Work required: Set the pictures aside and set down only the lines from the line holding "What data populates" through the end of the entries below, ends included.

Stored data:
***

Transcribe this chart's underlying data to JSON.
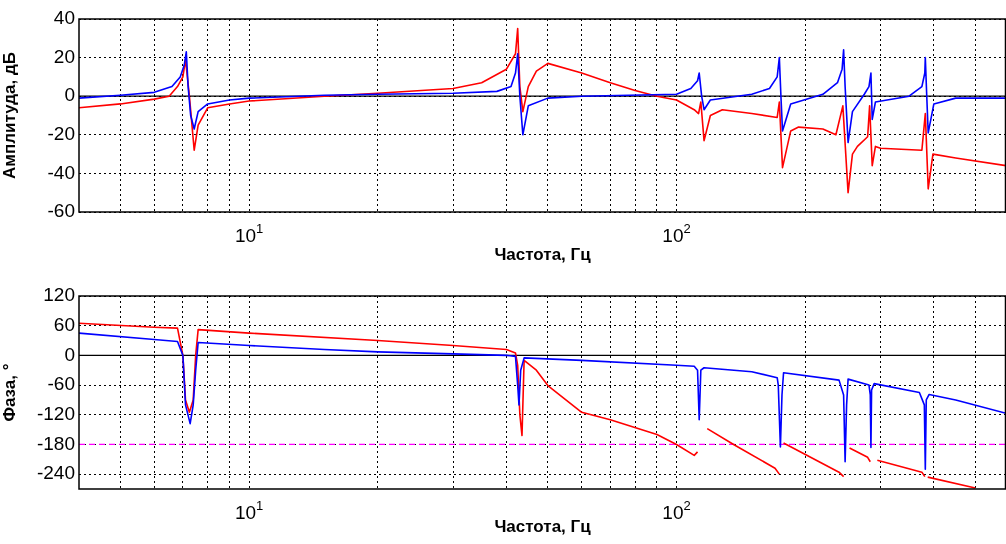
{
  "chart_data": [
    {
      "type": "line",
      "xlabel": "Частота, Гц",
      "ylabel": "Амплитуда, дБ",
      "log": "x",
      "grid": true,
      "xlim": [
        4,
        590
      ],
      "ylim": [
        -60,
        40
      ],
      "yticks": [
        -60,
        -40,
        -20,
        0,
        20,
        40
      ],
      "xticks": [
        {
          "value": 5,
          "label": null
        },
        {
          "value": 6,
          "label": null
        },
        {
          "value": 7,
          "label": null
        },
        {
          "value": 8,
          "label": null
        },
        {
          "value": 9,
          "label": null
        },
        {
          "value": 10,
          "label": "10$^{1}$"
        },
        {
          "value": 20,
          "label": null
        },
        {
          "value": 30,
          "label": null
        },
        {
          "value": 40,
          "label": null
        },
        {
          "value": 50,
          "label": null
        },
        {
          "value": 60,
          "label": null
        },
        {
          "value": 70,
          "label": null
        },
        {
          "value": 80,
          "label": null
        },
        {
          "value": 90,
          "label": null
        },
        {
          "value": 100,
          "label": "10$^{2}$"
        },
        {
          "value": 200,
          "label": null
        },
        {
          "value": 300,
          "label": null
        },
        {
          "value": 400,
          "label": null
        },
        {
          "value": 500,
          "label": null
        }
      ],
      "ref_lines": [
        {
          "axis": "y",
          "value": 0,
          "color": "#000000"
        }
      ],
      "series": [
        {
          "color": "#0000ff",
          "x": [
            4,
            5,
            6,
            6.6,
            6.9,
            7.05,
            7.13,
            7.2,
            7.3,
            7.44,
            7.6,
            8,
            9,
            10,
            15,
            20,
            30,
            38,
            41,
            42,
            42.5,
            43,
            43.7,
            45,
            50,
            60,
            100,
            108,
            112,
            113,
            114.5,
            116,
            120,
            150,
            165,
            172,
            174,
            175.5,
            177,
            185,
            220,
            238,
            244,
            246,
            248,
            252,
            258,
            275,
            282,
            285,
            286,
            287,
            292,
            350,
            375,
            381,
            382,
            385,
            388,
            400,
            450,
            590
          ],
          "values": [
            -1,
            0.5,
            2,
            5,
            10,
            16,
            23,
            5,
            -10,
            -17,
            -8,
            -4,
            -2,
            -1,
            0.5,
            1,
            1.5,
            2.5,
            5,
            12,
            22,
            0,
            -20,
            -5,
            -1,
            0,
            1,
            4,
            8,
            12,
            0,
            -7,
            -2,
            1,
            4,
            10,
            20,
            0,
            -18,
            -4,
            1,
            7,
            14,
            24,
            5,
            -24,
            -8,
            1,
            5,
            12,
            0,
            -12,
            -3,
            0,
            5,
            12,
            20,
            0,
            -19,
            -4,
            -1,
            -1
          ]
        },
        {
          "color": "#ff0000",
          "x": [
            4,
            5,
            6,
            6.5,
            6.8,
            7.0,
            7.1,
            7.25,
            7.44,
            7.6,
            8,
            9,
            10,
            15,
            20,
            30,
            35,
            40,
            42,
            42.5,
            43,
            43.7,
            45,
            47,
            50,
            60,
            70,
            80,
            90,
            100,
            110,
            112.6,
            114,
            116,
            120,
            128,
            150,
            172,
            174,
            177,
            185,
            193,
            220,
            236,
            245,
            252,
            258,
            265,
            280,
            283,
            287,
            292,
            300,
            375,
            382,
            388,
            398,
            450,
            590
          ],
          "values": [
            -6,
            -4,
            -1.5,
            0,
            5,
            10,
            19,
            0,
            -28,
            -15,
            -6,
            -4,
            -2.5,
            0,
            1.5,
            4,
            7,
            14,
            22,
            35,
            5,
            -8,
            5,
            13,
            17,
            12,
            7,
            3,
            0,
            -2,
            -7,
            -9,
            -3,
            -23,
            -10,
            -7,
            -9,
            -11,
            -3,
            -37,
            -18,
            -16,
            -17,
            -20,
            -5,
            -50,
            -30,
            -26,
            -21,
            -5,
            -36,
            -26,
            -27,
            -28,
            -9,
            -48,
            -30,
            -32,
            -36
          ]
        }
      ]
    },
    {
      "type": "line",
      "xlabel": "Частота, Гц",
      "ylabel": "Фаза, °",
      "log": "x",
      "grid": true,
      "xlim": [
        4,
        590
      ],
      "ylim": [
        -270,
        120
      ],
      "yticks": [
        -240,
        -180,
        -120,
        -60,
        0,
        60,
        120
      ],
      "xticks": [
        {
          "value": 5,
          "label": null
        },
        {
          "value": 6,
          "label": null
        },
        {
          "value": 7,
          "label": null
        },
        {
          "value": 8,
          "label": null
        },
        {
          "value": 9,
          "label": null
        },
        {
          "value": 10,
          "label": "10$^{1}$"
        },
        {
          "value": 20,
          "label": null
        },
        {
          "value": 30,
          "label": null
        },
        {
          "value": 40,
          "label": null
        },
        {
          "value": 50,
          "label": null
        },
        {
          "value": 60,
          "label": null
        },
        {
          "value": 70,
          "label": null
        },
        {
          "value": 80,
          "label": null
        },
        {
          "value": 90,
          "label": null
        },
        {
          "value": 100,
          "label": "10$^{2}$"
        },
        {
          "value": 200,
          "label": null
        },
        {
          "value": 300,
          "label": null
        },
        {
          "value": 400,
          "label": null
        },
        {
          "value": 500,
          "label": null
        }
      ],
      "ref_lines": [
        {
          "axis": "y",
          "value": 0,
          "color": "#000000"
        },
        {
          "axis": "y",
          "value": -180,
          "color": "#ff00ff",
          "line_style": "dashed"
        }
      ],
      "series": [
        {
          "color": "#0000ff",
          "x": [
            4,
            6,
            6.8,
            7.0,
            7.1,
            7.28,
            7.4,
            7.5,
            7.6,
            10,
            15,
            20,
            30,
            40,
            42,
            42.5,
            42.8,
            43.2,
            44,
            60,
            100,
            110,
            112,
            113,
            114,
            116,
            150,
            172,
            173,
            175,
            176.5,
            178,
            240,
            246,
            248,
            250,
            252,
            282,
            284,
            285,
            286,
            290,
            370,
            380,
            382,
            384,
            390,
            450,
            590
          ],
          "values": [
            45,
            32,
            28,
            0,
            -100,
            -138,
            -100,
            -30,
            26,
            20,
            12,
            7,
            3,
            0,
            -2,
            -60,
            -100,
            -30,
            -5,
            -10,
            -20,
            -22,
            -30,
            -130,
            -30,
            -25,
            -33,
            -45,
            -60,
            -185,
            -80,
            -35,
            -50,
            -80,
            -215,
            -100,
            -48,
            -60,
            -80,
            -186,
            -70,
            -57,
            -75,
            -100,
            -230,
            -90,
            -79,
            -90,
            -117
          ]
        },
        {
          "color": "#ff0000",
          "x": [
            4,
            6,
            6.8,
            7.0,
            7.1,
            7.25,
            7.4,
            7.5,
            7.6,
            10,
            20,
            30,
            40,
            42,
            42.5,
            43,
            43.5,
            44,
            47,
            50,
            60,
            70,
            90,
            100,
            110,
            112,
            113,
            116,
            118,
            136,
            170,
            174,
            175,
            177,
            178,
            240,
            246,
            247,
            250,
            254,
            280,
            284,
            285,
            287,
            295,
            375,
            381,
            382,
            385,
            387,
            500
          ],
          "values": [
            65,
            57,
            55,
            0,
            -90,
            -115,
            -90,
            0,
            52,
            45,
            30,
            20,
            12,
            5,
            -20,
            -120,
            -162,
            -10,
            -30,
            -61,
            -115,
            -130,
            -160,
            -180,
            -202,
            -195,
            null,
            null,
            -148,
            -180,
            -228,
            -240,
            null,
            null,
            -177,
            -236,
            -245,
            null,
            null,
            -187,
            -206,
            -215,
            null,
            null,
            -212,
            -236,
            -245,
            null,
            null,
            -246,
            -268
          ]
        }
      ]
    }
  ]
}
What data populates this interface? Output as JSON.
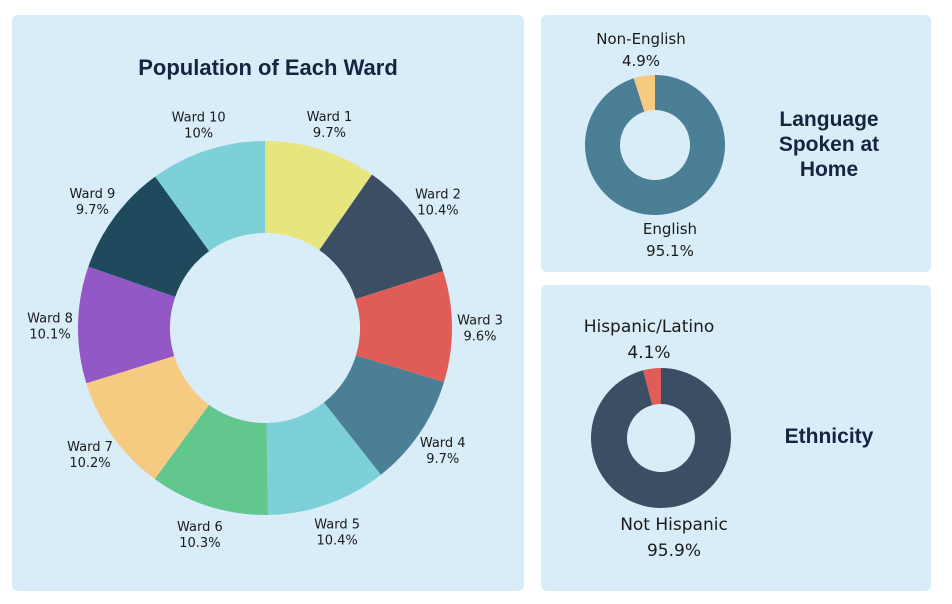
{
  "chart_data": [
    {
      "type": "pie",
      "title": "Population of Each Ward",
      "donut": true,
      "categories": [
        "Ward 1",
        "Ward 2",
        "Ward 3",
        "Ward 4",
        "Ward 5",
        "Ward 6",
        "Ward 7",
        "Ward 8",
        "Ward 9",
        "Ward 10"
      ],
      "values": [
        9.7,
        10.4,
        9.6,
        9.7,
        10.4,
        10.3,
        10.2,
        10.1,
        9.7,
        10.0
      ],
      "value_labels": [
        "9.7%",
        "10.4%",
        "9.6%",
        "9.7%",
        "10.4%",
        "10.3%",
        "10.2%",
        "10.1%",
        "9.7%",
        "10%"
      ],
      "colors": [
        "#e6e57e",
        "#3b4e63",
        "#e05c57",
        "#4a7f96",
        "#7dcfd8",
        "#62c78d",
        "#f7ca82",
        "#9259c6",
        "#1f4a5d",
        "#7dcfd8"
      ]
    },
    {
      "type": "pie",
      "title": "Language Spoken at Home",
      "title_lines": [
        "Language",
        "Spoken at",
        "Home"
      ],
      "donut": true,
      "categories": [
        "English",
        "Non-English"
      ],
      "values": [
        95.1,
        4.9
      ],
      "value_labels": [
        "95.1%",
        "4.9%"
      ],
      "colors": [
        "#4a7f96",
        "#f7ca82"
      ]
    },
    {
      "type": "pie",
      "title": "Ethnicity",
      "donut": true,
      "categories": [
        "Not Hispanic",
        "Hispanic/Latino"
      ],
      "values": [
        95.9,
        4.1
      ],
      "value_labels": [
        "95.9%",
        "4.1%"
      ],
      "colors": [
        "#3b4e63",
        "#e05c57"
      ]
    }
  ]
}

***

Finished answer:
What data populates this interface? Output as JSON.
{
  "chart_data": [
    {
      "type": "pie",
      "title": "Population of Each Ward",
      "donut": true,
      "categories": [
        "Ward 1",
        "Ward 2",
        "Ward 3",
        "Ward 4",
        "Ward 5",
        "Ward 6",
        "Ward 7",
        "Ward 8",
        "Ward 9",
        "Ward 10"
      ],
      "values": [
        9.7,
        10.4,
        9.6,
        9.7,
        10.4,
        10.3,
        10.2,
        10.1,
        9.7,
        10.0
      ],
      "value_labels": [
        "9.7%",
        "10.4%",
        "9.6%",
        "9.7%",
        "10.4%",
        "10.3%",
        "10.2%",
        "10.1%",
        "9.7%",
        "10%"
      ],
      "colors": [
        "#e6e57e",
        "#3b4e63",
        "#e05c57",
        "#4a7f96",
        "#7dcfd8",
        "#62c78d",
        "#f7ca82",
        "#9259c6",
        "#1f4a5d",
        "#7dcfd8"
      ]
    },
    {
      "type": "pie",
      "title": "Language Spoken at Home",
      "title_lines": [
        "Language",
        "Spoken at",
        "Home"
      ],
      "donut": true,
      "categories": [
        "English",
        "Non-English"
      ],
      "values": [
        95.1,
        4.9
      ],
      "value_labels": [
        "95.1%",
        "4.9%"
      ],
      "colors": [
        "#4a7f96",
        "#f7ca82"
      ]
    },
    {
      "type": "pie",
      "title": "Ethnicity",
      "donut": true,
      "categories": [
        "Not Hispanic",
        "Hispanic/Latino"
      ],
      "values": [
        95.9,
        4.1
      ],
      "value_labels": [
        "95.9%",
        "4.1%"
      ],
      "colors": [
        "#3b4e63",
        "#e05c57"
      ]
    }
  ]
}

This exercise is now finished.